What you should do = Copy every line of the listing that holds the string "Bronze".

(Dataset items)
==*==
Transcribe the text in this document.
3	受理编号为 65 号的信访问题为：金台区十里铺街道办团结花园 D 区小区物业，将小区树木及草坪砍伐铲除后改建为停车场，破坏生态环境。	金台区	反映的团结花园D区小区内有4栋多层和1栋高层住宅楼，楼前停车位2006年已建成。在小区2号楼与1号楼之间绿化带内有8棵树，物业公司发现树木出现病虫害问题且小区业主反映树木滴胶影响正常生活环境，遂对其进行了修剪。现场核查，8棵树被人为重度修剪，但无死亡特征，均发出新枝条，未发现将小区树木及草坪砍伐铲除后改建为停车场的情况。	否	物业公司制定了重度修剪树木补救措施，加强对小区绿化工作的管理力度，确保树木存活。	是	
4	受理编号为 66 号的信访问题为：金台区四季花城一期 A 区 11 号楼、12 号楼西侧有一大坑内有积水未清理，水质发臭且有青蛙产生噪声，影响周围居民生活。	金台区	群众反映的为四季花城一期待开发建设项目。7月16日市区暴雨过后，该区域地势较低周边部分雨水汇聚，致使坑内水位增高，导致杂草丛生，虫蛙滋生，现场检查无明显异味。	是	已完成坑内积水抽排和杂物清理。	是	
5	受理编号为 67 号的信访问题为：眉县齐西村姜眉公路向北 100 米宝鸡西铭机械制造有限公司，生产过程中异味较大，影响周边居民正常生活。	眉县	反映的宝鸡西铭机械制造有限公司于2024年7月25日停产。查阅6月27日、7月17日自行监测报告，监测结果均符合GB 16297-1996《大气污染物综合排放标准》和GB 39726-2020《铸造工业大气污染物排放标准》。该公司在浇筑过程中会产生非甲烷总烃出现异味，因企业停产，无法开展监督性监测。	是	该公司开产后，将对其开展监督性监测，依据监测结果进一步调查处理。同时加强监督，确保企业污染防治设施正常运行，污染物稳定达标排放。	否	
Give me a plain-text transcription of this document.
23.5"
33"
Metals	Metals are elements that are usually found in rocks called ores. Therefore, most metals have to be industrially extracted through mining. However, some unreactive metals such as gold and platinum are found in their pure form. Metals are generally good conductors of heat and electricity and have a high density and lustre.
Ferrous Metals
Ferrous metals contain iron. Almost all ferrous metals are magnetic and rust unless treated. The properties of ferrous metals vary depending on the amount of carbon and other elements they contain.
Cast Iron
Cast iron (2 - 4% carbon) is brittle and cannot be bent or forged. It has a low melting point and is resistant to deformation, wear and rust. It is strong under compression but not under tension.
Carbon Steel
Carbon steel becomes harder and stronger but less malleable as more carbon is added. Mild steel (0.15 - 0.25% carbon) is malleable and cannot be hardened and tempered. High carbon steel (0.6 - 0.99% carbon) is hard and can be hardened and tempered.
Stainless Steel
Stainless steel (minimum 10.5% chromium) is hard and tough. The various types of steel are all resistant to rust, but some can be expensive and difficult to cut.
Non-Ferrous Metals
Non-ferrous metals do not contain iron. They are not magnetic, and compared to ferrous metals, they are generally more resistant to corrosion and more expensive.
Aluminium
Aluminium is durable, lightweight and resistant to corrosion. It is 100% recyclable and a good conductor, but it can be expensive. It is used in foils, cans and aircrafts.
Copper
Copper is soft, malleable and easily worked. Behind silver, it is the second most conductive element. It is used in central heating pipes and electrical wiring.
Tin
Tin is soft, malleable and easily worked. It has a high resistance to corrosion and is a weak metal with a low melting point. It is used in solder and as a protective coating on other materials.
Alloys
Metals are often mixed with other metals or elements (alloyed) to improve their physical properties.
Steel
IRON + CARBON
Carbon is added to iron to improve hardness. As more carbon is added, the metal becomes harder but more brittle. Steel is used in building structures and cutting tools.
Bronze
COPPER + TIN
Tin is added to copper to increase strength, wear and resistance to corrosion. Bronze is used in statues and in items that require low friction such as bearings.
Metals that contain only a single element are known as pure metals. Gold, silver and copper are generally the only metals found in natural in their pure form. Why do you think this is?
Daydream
==*==
Solved problem =
Bronze
Tin is added to copper to increase strength, wear and resistance to corrosion. Bronze is used in statues and in items that require low friction such as bearings.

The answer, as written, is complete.